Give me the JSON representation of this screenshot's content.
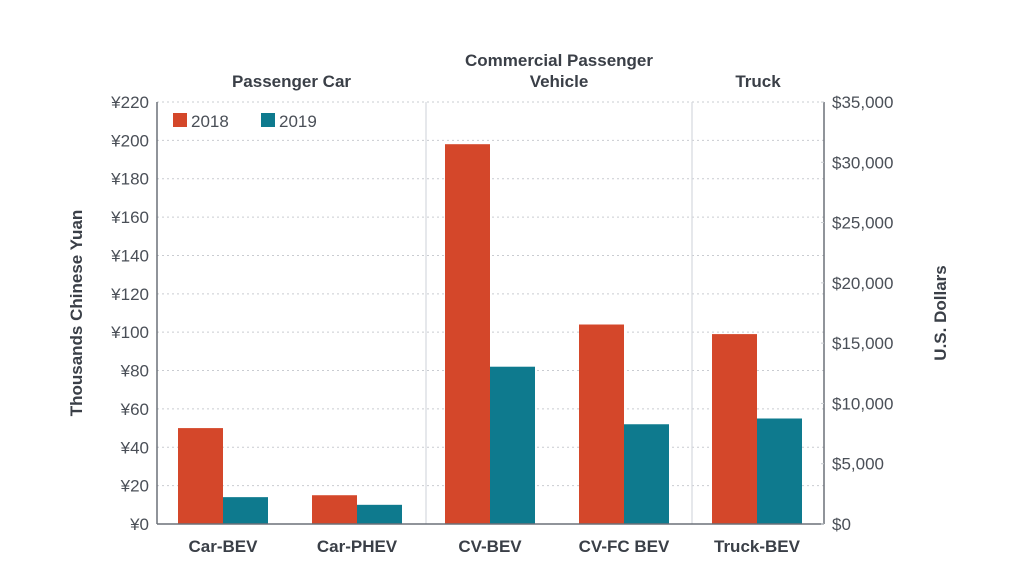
{
  "chart_data": {
    "type": "bar",
    "title": "",
    "categories": [
      "Car-BEV",
      "Car-PHEV",
      "CV-BEV",
      "CV-FC BEV",
      "Truck-BEV"
    ],
    "series": [
      {
        "name": "2018",
        "color": "#d4472a",
        "values": [
          50,
          15,
          198,
          104,
          99
        ]
      },
      {
        "name": "2019",
        "color": "#0e7a8e",
        "values": [
          14,
          10,
          82,
          52,
          55
        ]
      }
    ],
    "groups": [
      {
        "label_lines": [
          "Passenger Car"
        ],
        "categories": [
          "Car-BEV",
          "Car-PHEV"
        ]
      },
      {
        "label_lines": [
          "Commercial Passenger",
          "Vehicle"
        ],
        "categories": [
          "CV-BEV",
          "CV-FC BEV"
        ]
      },
      {
        "label_lines": [
          "Truck"
        ],
        "categories": [
          "Truck-BEV"
        ]
      }
    ],
    "ylabel": "Thousands Chinese Yuan",
    "ylim": [
      0,
      220
    ],
    "yticks": [
      0,
      20,
      40,
      60,
      80,
      100,
      120,
      140,
      160,
      180,
      200,
      220
    ],
    "ytick_labels": [
      "¥0",
      "¥20",
      "¥40",
      "¥60",
      "¥80",
      "¥100",
      "¥120",
      "¥140",
      "¥160",
      "¥180",
      "¥200",
      "¥220"
    ],
    "y2label": "U.S. Dollars",
    "y2lim": [
      0,
      35000
    ],
    "y2ticks": [
      0,
      5000,
      10000,
      15000,
      20000,
      25000,
      30000,
      35000
    ],
    "y2tick_labels": [
      "$0",
      "$5,000",
      "$10,000",
      "$15,000",
      "$20,000",
      "$25,000",
      "$30,000",
      "$35,000"
    ],
    "grid": true,
    "legend": {
      "position": "top-left",
      "entries": [
        "2018",
        "2019"
      ]
    }
  }
}
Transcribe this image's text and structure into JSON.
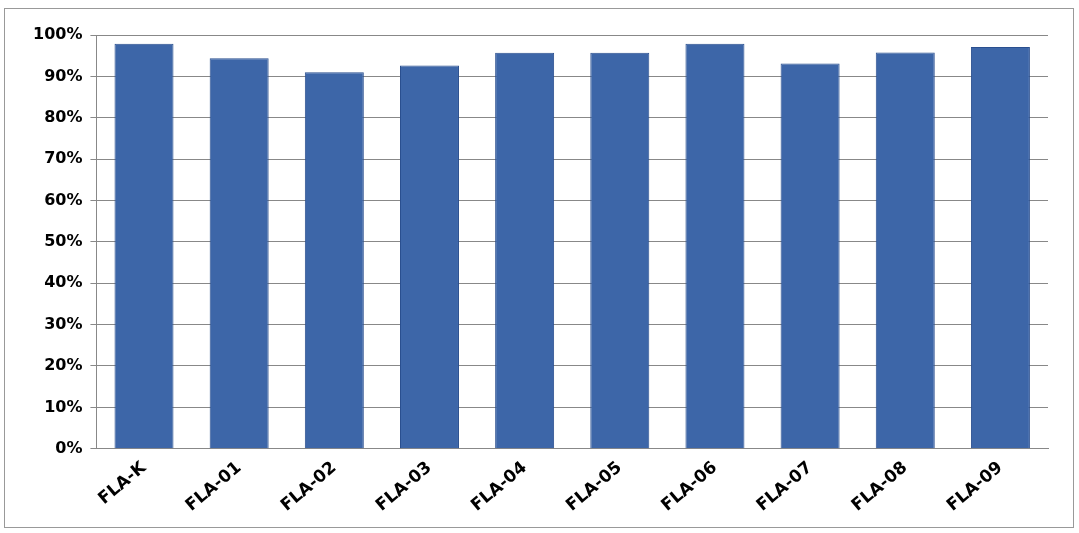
{
  "chart_data": {
    "type": "bar",
    "categories": [
      "FLA-K",
      "FLA-01",
      "FLA-02",
      "FLA-03",
      "FLA-04",
      "FLA-05",
      "FLA-06",
      "FLA-07",
      "FLA-08",
      "FLA-09"
    ],
    "values": [
      97.9,
      94.4,
      91.0,
      92.6,
      95.7,
      95.7,
      97.9,
      93.1,
      95.8,
      97.1
    ],
    "color": "#3d66a8",
    "ylim": [
      0,
      100
    ],
    "yticks": [
      {
        "value": 0,
        "label": "0%"
      },
      {
        "value": 10,
        "label": "10%"
      },
      {
        "value": 20,
        "label": "20%"
      },
      {
        "value": 30,
        "label": "30%"
      },
      {
        "value": 40,
        "label": "40%"
      },
      {
        "value": 50,
        "label": "50%"
      },
      {
        "value": 60,
        "label": "60%"
      },
      {
        "value": 70,
        "label": "70%"
      },
      {
        "value": 80,
        "label": "80%"
      },
      {
        "value": 90,
        "label": "90%"
      },
      {
        "value": 100,
        "label": "100%"
      }
    ],
    "grid": "y"
  }
}
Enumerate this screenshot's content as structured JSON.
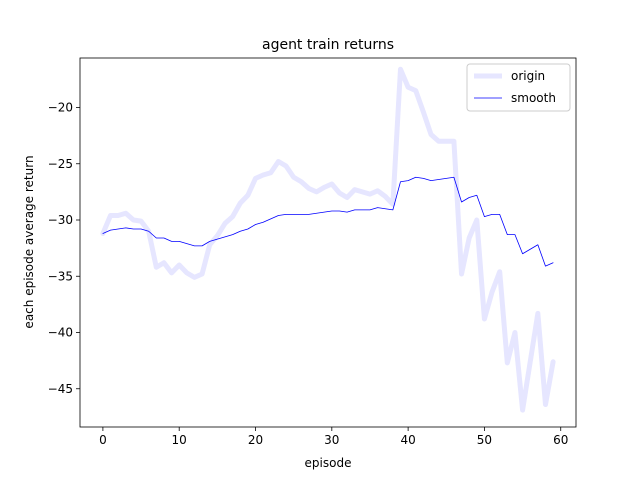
{
  "chart_data": {
    "type": "line",
    "title": "agent train returns",
    "xlabel": "episode",
    "ylabel": "each episode average return",
    "xlim": [
      -3,
      62
    ],
    "ylim": [
      -48.4,
      -15.6
    ],
    "xticks": [
      0,
      10,
      20,
      30,
      40,
      50,
      60
    ],
    "yticks": [
      -45,
      -40,
      -35,
      -30,
      -25,
      -20
    ],
    "ytick_labels": [
      "−45",
      "−40",
      "−35",
      "−30",
      "−25",
      "−20"
    ],
    "legend_position": "top-right",
    "grid": false,
    "series": [
      {
        "name": "origin",
        "color": "#e6e6ff",
        "x": [
          0,
          1,
          2,
          3,
          4,
          5,
          6,
          7,
          8,
          9,
          10,
          11,
          12,
          13,
          14,
          15,
          16,
          17,
          18,
          19,
          20,
          21,
          22,
          23,
          24,
          25,
          26,
          27,
          28,
          29,
          30,
          31,
          32,
          33,
          34,
          35,
          36,
          37,
          38,
          39,
          40,
          41,
          42,
          43,
          44,
          45,
          46,
          47,
          48,
          49,
          50,
          51,
          52,
          53,
          54,
          55,
          56,
          57,
          58,
          59
        ],
        "values": [
          -31.2,
          -29.6,
          -29.6,
          -29.4,
          -30.0,
          -30.1,
          -31.0,
          -34.2,
          -33.8,
          -34.7,
          -34.0,
          -34.7,
          -35.1,
          -34.8,
          -32.2,
          -31.4,
          -30.3,
          -29.7,
          -28.5,
          -27.8,
          -26.3,
          -26.0,
          -25.8,
          -24.8,
          -25.2,
          -26.2,
          -26.6,
          -27.2,
          -27.5,
          -27.1,
          -26.8,
          -27.6,
          -28.0,
          -27.3,
          -27.5,
          -27.7,
          -27.4,
          -27.9,
          -28.6,
          -16.6,
          -18.2,
          -18.5,
          -20.4,
          -22.4,
          -23.0,
          -23.0,
          -23.0,
          -34.8,
          -31.6,
          -30.0,
          -38.8,
          -36.4,
          -34.6,
          -42.7,
          -40.0,
          -46.9,
          -42.6,
          -38.3,
          -46.4,
          -42.6
        ]
      },
      {
        "name": "smooth",
        "color": "#0000ff",
        "x": [
          0,
          1,
          2,
          3,
          4,
          5,
          6,
          7,
          8,
          9,
          10,
          11,
          12,
          13,
          14,
          15,
          16,
          17,
          18,
          19,
          20,
          21,
          22,
          23,
          24,
          25,
          26,
          27,
          28,
          29,
          30,
          31,
          32,
          33,
          34,
          35,
          36,
          37,
          38,
          39,
          40,
          41,
          42,
          43,
          44,
          45,
          46,
          47,
          48,
          49,
          50,
          51,
          52,
          53,
          54,
          55,
          56,
          57,
          58,
          59
        ],
        "values": [
          -31.2,
          -30.9,
          -30.8,
          -30.7,
          -30.8,
          -30.8,
          -31.0,
          -31.6,
          -31.6,
          -31.9,
          -31.9,
          -32.1,
          -32.3,
          -32.3,
          -31.9,
          -31.7,
          -31.5,
          -31.3,
          -31.0,
          -30.8,
          -30.4,
          -30.2,
          -29.9,
          -29.6,
          -29.5,
          -29.5,
          -29.5,
          -29.5,
          -29.4,
          -29.3,
          -29.2,
          -29.2,
          -29.3,
          -29.1,
          -29.1,
          -29.1,
          -28.9,
          -29.0,
          -29.1,
          -26.6,
          -26.5,
          -26.2,
          -26.3,
          -26.5,
          -26.4,
          -26.3,
          -26.2,
          -28.4,
          -28.0,
          -27.8,
          -29.7,
          -29.5,
          -29.5,
          -31.3,
          -31.3,
          -33.0,
          -32.6,
          -32.2,
          -34.1,
          -33.8
        ]
      }
    ]
  }
}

○ ○ ○

Output every entry word for word, but omit the pictures.

Give me the JSON representation of this screenshot's content.
{
  "chart_data": {
    "type": "bar",
    "title": "",
    "categories": [
      "Car-BEV",
      "Car-PHEV",
      "CV-BEV",
      "CV-FC BEV",
      "Truck-BEV"
    ],
    "series": [
      {
        "name": "2018",
        "color": "#d4472a",
        "values": [
          50,
          15,
          198,
          104,
          99
        ]
      },
      {
        "name": "2019",
        "color": "#0e7a8e",
        "values": [
          14,
          10,
          82,
          52,
          55
        ]
      }
    ],
    "groups": [
      {
        "label_lines": [
          "Passenger Car"
        ],
        "categories": [
          "Car-BEV",
          "Car-PHEV"
        ]
      },
      {
        "label_lines": [
          "Commercial Passenger",
          "Vehicle"
        ],
        "categories": [
          "CV-BEV",
          "CV-FC BEV"
        ]
      },
      {
        "label_lines": [
          "Truck"
        ],
        "categories": [
          "Truck-BEV"
        ]
      }
    ],
    "ylabel": "Thousands Chinese Yuan",
    "ylim": [
      0,
      220
    ],
    "yticks": [
      0,
      20,
      40,
      60,
      80,
      100,
      120,
      140,
      160,
      180,
      200,
      220
    ],
    "ytick_labels": [
      "¥0",
      "¥20",
      "¥40",
      "¥60",
      "¥80",
      "¥100",
      "¥120",
      "¥140",
      "¥160",
      "¥180",
      "¥200",
      "¥220"
    ],
    "y2label": "U.S. Dollars",
    "y2lim": [
      0,
      35000
    ],
    "y2ticks": [
      0,
      5000,
      10000,
      15000,
      20000,
      25000,
      30000,
      35000
    ],
    "y2tick_labels": [
      "$0",
      "$5,000",
      "$10,000",
      "$15,000",
      "$20,000",
      "$25,000",
      "$30,000",
      "$35,000"
    ],
    "grid": true,
    "legend": {
      "position": "top-left",
      "entries": [
        "2018",
        "2019"
      ]
    }
  }
}
Transcribe this image's text and structure into JSON.
{
  "chart_data": {
    "type": "bar",
    "categories": [
      "FLA-K",
      "FLA-01",
      "FLA-02",
      "FLA-03",
      "FLA-04",
      "FLA-05",
      "FLA-06",
      "FLA-07",
      "FLA-08",
      "FLA-09"
    ],
    "values": [
      97.9,
      94.4,
      91.0,
      92.6,
      95.7,
      95.7,
      97.9,
      93.1,
      95.8,
      97.1
    ],
    "color": "#3d66a8",
    "ylim": [
      0,
      100
    ],
    "yticks": [
      {
        "value": 0,
        "label": "0%"
      },
      {
        "value": 10,
        "label": "10%"
      },
      {
        "value": 20,
        "label": "20%"
      },
      {
        "value": 30,
        "label": "30%"
      },
      {
        "value": 40,
        "label": "40%"
      },
      {
        "value": 50,
        "label": "50%"
      },
      {
        "value": 60,
        "label": "60%"
      },
      {
        "value": 70,
        "label": "70%"
      },
      {
        "value": 80,
        "label": "80%"
      },
      {
        "value": 90,
        "label": "90%"
      },
      {
        "value": 100,
        "label": "100%"
      }
    ],
    "grid": "y"
  }
}
Enumerate this screenshot's content as structured JSON.
{
  "chart_data": {
    "type": "line",
    "title": "agent train returns",
    "xlabel": "episode",
    "ylabel": "each episode average return",
    "xlim": [
      -3,
      62
    ],
    "ylim": [
      -48.4,
      -15.6
    ],
    "xticks": [
      0,
      10,
      20,
      30,
      40,
      50,
      60
    ],
    "yticks": [
      -45,
      -40,
      -35,
      -30,
      -25,
      -20
    ],
    "ytick_labels": [
      "−45",
      "−40",
      "−35",
      "−30",
      "−25",
      "−20"
    ],
    "legend_position": "top-right",
    "grid": false,
    "series": [
      {
        "name": "origin",
        "color": "#e6e6ff",
        "x": [
          0,
          1,
          2,
          3,
          4,
          5,
          6,
          7,
          8,
          9,
          10,
          11,
          12,
          13,
          14,
          15,
          16,
          17,
          18,
          19,
          20,
          21,
          22,
          23,
          24,
          25,
          26,
          27,
          28,
          29,
          30,
          31,
          32,
          33,
          34,
          35,
          36,
          37,
          38,
          39,
          40,
          41,
          42,
          43,
          44,
          45,
          46,
          47,
          48,
          49,
          50,
          51,
          52,
          53,
          54,
          55,
          56,
          57,
          58,
          59
        ],
        "values": [
          -31.2,
          -29.6,
          -29.6,
          -29.4,
          -30.0,
          -30.1,
          -31.0,
          -34.2,
          -33.8,
          -34.7,
          -34.0,
          -34.7,
          -35.1,
          -34.8,
          -32.2,
          -31.4,
          -30.3,
          -29.7,
          -28.5,
          -27.8,
          -26.3,
          -26.0,
          -25.8,
          -24.8,
          -25.2,
          -26.2,
          -26.6,
          -27.2,
          -27.5,
          -27.1,
          -26.8,
          -27.6,
          -28.0,
          -27.3,
          -27.5,
          -27.7,
          -27.4,
          -27.9,
          -28.6,
          -16.6,
          -18.2,
          -18.5,
          -20.4,
          -22.4,
          -23.0,
          -23.0,
          -23.0,
          -34.8,
          -31.6,
          -30.0,
          -38.8,
          -36.4,
          -34.6,
          -42.7,
          -40.0,
          -46.9,
          -42.6,
          -38.3,
          -46.4,
          -42.6
        ]
      },
      {
        "name": "smooth",
        "color": "#0000ff",
        "x": [
          0,
          1,
          2,
          3,
          4,
          5,
          6,
          7,
          8,
          9,
          10,
          11,
          12,
          13,
          14,
          15,
          16,
          17,
          18,
          19,
          20,
          21,
          22,
          23,
          24,
          25,
          26,
          27,
          28,
          29,
          30,
          31,
          32,
          33,
          34,
          35,
          36,
          37,
          38,
          39,
          40,
          41,
          42,
          43,
          44,
          45,
          46,
          47,
          48,
          49,
          50,
          51,
          52,
          53,
          54,
          55,
          56,
          57,
          58,
          59
        ],
        "values": [
          -31.2,
          -30.9,
          -30.8,
          -30.7,
          -30.8,
          -30.8,
          -31.0,
          -31.6,
          -31.6,
          -31.9,
          -31.9,
          -32.1,
          -32.3,
          -32.3,
          -31.9,
          -31.7,
          -31.5,
          -31.3,
          -31.0,
          -30.8,
          -30.4,
          -30.2,
          -29.9,
          -29.6,
          -29.5,
          -29.5,
          -29.5,
          -29.5,
          -29.4,
          -29.3,
          -29.2,
          -29.2,
          -29.3,
          -29.1,
          -29.1,
          -29.1,
          -28.9,
          -29.0,
          -29.1,
          -26.6,
          -26.5,
          -26.2,
          -26.3,
          -26.5,
          -26.4,
          -26.3,
          -26.2,
          -28.4,
          -28.0,
          -27.8,
          -29.7,
          -29.5,
          -29.5,
          -31.3,
          -31.3,
          -33.0,
          -32.6,
          -32.2,
          -34.1,
          -33.8
        ]
      }
    ]
  }
}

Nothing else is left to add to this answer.